Written problem » Below are the entries; state how many of their lines contain the string "SRMTID", and nothing more.

Given records »
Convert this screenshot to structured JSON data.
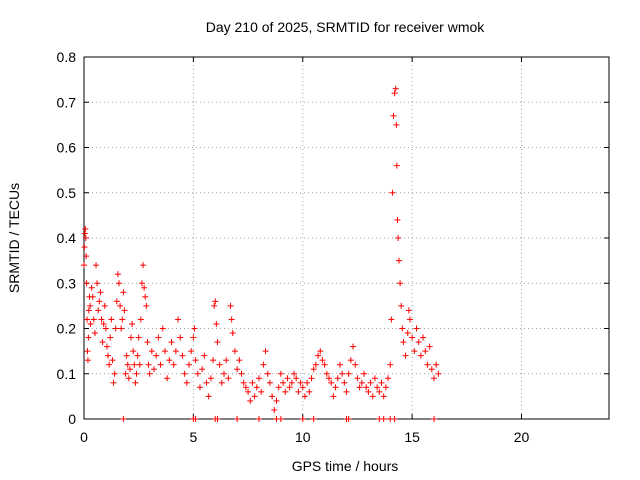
{
  "chart_data": {
    "type": "scatter",
    "title": "Day 210 of 2025, SRMTID for receiver wmok",
    "xlabel": "GPS time / hours",
    "ylabel": "SRMTID / TECUs",
    "xlim": [
      0,
      24
    ],
    "ylim": [
      0,
      0.8
    ],
    "x_ticks": [
      0,
      5,
      10,
      15,
      20
    ],
    "y_ticks": [
      0,
      0.1,
      0.2,
      0.3,
      0.4,
      0.5,
      0.6,
      0.7,
      0.8
    ],
    "x_tick_labels": [
      "0",
      "5",
      "10",
      "15",
      "20"
    ],
    "y_tick_labels": [
      "0",
      "0.1",
      "0.2",
      "0.3",
      "0.4",
      "0.5",
      "0.6",
      "0.7",
      "0.8"
    ],
    "grid": true,
    "marker": "+",
    "color": "#ff0000",
    "series": [
      {
        "name": "SRMTID",
        "points": [
          [
            0.0,
            0.34
          ],
          [
            0.02,
            0.38
          ],
          [
            0.04,
            0.41
          ],
          [
            0.06,
            0.42
          ],
          [
            0.08,
            0.4
          ],
          [
            0.1,
            0.36
          ],
          [
            0.12,
            0.3
          ],
          [
            0.14,
            0.22
          ],
          [
            0.16,
            0.15
          ],
          [
            0.18,
            0.13
          ],
          [
            0.2,
            0.18
          ],
          [
            0.22,
            0.24
          ],
          [
            0.25,
            0.27
          ],
          [
            0.28,
            0.25
          ],
          [
            0.3,
            0.21
          ],
          [
            0.35,
            0.29
          ],
          [
            0.4,
            0.27
          ],
          [
            0.45,
            0.22
          ],
          [
            0.5,
            0.19
          ],
          [
            0.55,
            0.34
          ],
          [
            0.6,
            0.3
          ],
          [
            0.65,
            0.24
          ],
          [
            0.7,
            0.26
          ],
          [
            0.75,
            0.28
          ],
          [
            0.8,
            0.22
          ],
          [
            0.85,
            0.17
          ],
          [
            0.9,
            0.21
          ],
          [
            0.95,
            0.25
          ],
          [
            1.0,
            0.2
          ],
          [
            1.05,
            0.16
          ],
          [
            1.1,
            0.14
          ],
          [
            1.15,
            0.12
          ],
          [
            1.2,
            0.18
          ],
          [
            1.25,
            0.22
          ],
          [
            1.3,
            0.13
          ],
          [
            1.35,
            0.08
          ],
          [
            1.4,
            0.1
          ],
          [
            1.45,
            0.2
          ],
          [
            1.5,
            0.26
          ],
          [
            1.55,
            0.32
          ],
          [
            1.6,
            0.3
          ],
          [
            1.65,
            0.25
          ],
          [
            1.7,
            0.2
          ],
          [
            1.75,
            0.22
          ],
          [
            1.8,
            0.28
          ],
          [
            1.85,
            0.24
          ],
          [
            1.9,
            0.1
          ],
          [
            1.95,
            0.14
          ],
          [
            2.0,
            0.12
          ],
          [
            2.05,
            0.09
          ],
          [
            2.1,
            0.11
          ],
          [
            2.15,
            0.18
          ],
          [
            2.2,
            0.21
          ],
          [
            2.25,
            0.15
          ],
          [
            2.3,
            0.12
          ],
          [
            2.35,
            0.08
          ],
          [
            2.4,
            0.1
          ],
          [
            2.45,
            0.14
          ],
          [
            2.5,
            0.18
          ],
          [
            2.55,
            0.12
          ],
          [
            2.6,
            0.22
          ],
          [
            2.65,
            0.3
          ],
          [
            2.7,
            0.34
          ],
          [
            2.75,
            0.29
          ],
          [
            2.8,
            0.27
          ],
          [
            2.85,
            0.25
          ],
          [
            2.9,
            0.17
          ],
          [
            2.95,
            0.12
          ],
          [
            3.0,
            0.1
          ],
          [
            3.1,
            0.15
          ],
          [
            3.2,
            0.11
          ],
          [
            3.3,
            0.14
          ],
          [
            3.4,
            0.18
          ],
          [
            3.5,
            0.12
          ],
          [
            3.6,
            0.2
          ],
          [
            3.7,
            0.15
          ],
          [
            3.8,
            0.09
          ],
          [
            3.9,
            0.13
          ],
          [
            4.0,
            0.17
          ],
          [
            4.1,
            0.12
          ],
          [
            4.2,
            0.15
          ],
          [
            4.3,
            0.22
          ],
          [
            4.4,
            0.18
          ],
          [
            4.5,
            0.14
          ],
          [
            4.6,
            0.1
          ],
          [
            4.7,
            0.08
          ],
          [
            4.8,
            0.12
          ],
          [
            4.9,
            0.15
          ],
          [
            5.0,
            0.18
          ],
          [
            5.05,
            0.2
          ],
          [
            5.1,
            0.13
          ],
          [
            5.2,
            0.1
          ],
          [
            5.3,
            0.07
          ],
          [
            5.4,
            0.11
          ],
          [
            5.5,
            0.14
          ],
          [
            5.6,
            0.08
          ],
          [
            5.7,
            0.05
          ],
          [
            5.8,
            0.09
          ],
          [
            5.9,
            0.13
          ],
          [
            5.95,
            0.25
          ],
          [
            6.0,
            0.26
          ],
          [
            6.05,
            0.21
          ],
          [
            6.1,
            0.17
          ],
          [
            6.2,
            0.12
          ],
          [
            6.3,
            0.08
          ],
          [
            6.4,
            0.1
          ],
          [
            6.5,
            0.13
          ],
          [
            6.6,
            0.09
          ],
          [
            6.7,
            0.25
          ],
          [
            6.75,
            0.22
          ],
          [
            6.8,
            0.19
          ],
          [
            6.9,
            0.15
          ],
          [
            7.0,
            0.11
          ],
          [
            7.1,
            0.13
          ],
          [
            7.2,
            0.1
          ],
          [
            7.3,
            0.08
          ],
          [
            7.4,
            0.07
          ],
          [
            7.5,
            0.06
          ],
          [
            7.6,
            0.04
          ],
          [
            7.7,
            0.08
          ],
          [
            7.8,
            0.05
          ],
          [
            7.9,
            0.07
          ],
          [
            8.0,
            0.09
          ],
          [
            8.1,
            0.06
          ],
          [
            8.2,
            0.12
          ],
          [
            8.3,
            0.15
          ],
          [
            8.4,
            0.1
          ],
          [
            8.5,
            0.08
          ],
          [
            8.6,
            0.05
          ],
          [
            8.7,
            0.02
          ],
          [
            8.8,
            0.04
          ],
          [
            8.9,
            0.07
          ],
          [
            9.0,
            0.1
          ],
          [
            9.1,
            0.08
          ],
          [
            9.2,
            0.06
          ],
          [
            9.3,
            0.09
          ],
          [
            9.4,
            0.07
          ],
          [
            9.5,
            0.08
          ],
          [
            9.6,
            0.1
          ],
          [
            9.7,
            0.09
          ],
          [
            9.8,
            0.06
          ],
          [
            9.9,
            0.08
          ],
          [
            10.0,
            0.07
          ],
          [
            10.1,
            0.05
          ],
          [
            10.2,
            0.08
          ],
          [
            10.3,
            0.06
          ],
          [
            10.4,
            0.09
          ],
          [
            10.5,
            0.11
          ],
          [
            10.6,
            0.12
          ],
          [
            10.7,
            0.14
          ],
          [
            10.8,
            0.15
          ],
          [
            10.9,
            0.13
          ],
          [
            11.0,
            0.12
          ],
          [
            11.1,
            0.1
          ],
          [
            11.2,
            0.09
          ],
          [
            11.3,
            0.08
          ],
          [
            11.4,
            0.05
          ],
          [
            11.5,
            0.07
          ],
          [
            11.6,
            0.09
          ],
          [
            11.7,
            0.12
          ],
          [
            11.8,
            0.1
          ],
          [
            11.9,
            0.08
          ],
          [
            12.0,
            0.06
          ],
          [
            12.1,
            0.1
          ],
          [
            12.2,
            0.13
          ],
          [
            12.3,
            0.16
          ],
          [
            12.4,
            0.12
          ],
          [
            12.5,
            0.09
          ],
          [
            12.6,
            0.07
          ],
          [
            12.7,
            0.08
          ],
          [
            12.8,
            0.1
          ],
          [
            12.9,
            0.07
          ],
          [
            13.0,
            0.06
          ],
          [
            13.1,
            0.08
          ],
          [
            13.2,
            0.05
          ],
          [
            13.3,
            0.09
          ],
          [
            13.4,
            0.07
          ],
          [
            13.5,
            0.06
          ],
          [
            13.6,
            0.08
          ],
          [
            13.7,
            0.05
          ],
          [
            13.8,
            0.07
          ],
          [
            13.9,
            0.09
          ],
          [
            14.0,
            0.12
          ],
          [
            14.05,
            0.22
          ],
          [
            14.1,
            0.5
          ],
          [
            14.15,
            0.67
          ],
          [
            14.2,
            0.72
          ],
          [
            14.25,
            0.73
          ],
          [
            14.28,
            0.65
          ],
          [
            14.3,
            0.56
          ],
          [
            14.33,
            0.44
          ],
          [
            14.36,
            0.4
          ],
          [
            14.4,
            0.35
          ],
          [
            14.45,
            0.3
          ],
          [
            14.5,
            0.25
          ],
          [
            14.55,
            0.2
          ],
          [
            14.6,
            0.17
          ],
          [
            14.7,
            0.14
          ],
          [
            14.8,
            0.19
          ],
          [
            14.85,
            0.24
          ],
          [
            14.9,
            0.22
          ],
          [
            15.0,
            0.18
          ],
          [
            15.1,
            0.15
          ],
          [
            15.2,
            0.2
          ],
          [
            15.3,
            0.17
          ],
          [
            15.4,
            0.14
          ],
          [
            15.5,
            0.18
          ],
          [
            15.6,
            0.15
          ],
          [
            15.7,
            0.12
          ],
          [
            15.8,
            0.16
          ],
          [
            15.9,
            0.11
          ],
          [
            16.0,
            0.09
          ],
          [
            16.1,
            0.12
          ],
          [
            16.2,
            0.1
          ]
        ]
      }
    ],
    "zero_markers_x": [
      1.8,
      5.0,
      5.1,
      6.0,
      6.1,
      7.0,
      8.0,
      8.8,
      9.0,
      10.0,
      10.5,
      12.0,
      12.1,
      13.5,
      13.7,
      14.0,
      14.2,
      16.0
    ]
  }
}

Result of this exercise » 3